THE EXERCISE -> Output all records precisely as written.

Stored data entries:
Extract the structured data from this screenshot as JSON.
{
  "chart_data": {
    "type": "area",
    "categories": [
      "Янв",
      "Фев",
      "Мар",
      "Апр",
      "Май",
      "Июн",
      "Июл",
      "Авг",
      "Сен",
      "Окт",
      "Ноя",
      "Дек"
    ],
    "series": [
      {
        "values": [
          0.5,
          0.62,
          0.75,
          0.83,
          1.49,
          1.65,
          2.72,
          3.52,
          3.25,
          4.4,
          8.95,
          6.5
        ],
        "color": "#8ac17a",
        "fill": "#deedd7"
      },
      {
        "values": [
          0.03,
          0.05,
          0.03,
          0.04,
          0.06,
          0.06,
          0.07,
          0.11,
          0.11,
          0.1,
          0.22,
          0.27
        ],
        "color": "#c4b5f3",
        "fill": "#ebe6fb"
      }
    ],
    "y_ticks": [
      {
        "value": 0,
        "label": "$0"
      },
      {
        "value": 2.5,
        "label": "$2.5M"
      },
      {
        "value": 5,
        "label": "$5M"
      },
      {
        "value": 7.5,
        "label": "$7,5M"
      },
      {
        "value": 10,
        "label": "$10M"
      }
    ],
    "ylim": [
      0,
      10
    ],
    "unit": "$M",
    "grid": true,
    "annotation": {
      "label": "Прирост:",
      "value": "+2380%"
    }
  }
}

RESULT BELOW ->
Extract the structured data from this screenshot as JSON.
{
  "chart_data": {
    "type": "area",
    "categories": [
      "Янв",
      "Фев",
      "Мар",
      "Апр",
      "Май",
      "Июн",
      "Июл",
      "Авг",
      "Сен",
      "Окт",
      "Ноя",
      "Дек"
    ],
    "series": [
      {
        "values": [
          0.5,
          0.62,
          0.75,
          0.83,
          1.49,
          1.65,
          2.72,
          3.52,
          3.25,
          4.4,
          8.95,
          6.5
        ],
        "color": "#8ac17a",
        "fill": "#deedd7"
      },
      {
        "values": [
          0.03,
          0.05,
          0.03,
          0.04,
          0.06,
          0.06,
          0.07,
          0.11,
          0.11,
          0.1,
          0.22,
          0.27
        ],
        "color": "#c4b5f3",
        "fill": "#ebe6fb"
      }
    ],
    "y_ticks": [
      {
        "value": 0,
        "label": "$0"
      },
      {
        "value": 2.5,
        "label": "$2.5M"
      },
      {
        "value": 5,
        "label": "$5M"
      },
      {
        "value": 7.5,
        "label": "$7,5M"
      },
      {
        "value": 10,
        "label": "$10M"
      }
    ],
    "ylim": [
      0,
      10
    ],
    "unit": "$M",
    "grid": true,
    "annotation": {
      "label": "Прирост:",
      "value": "+2380%"
    }
  }
}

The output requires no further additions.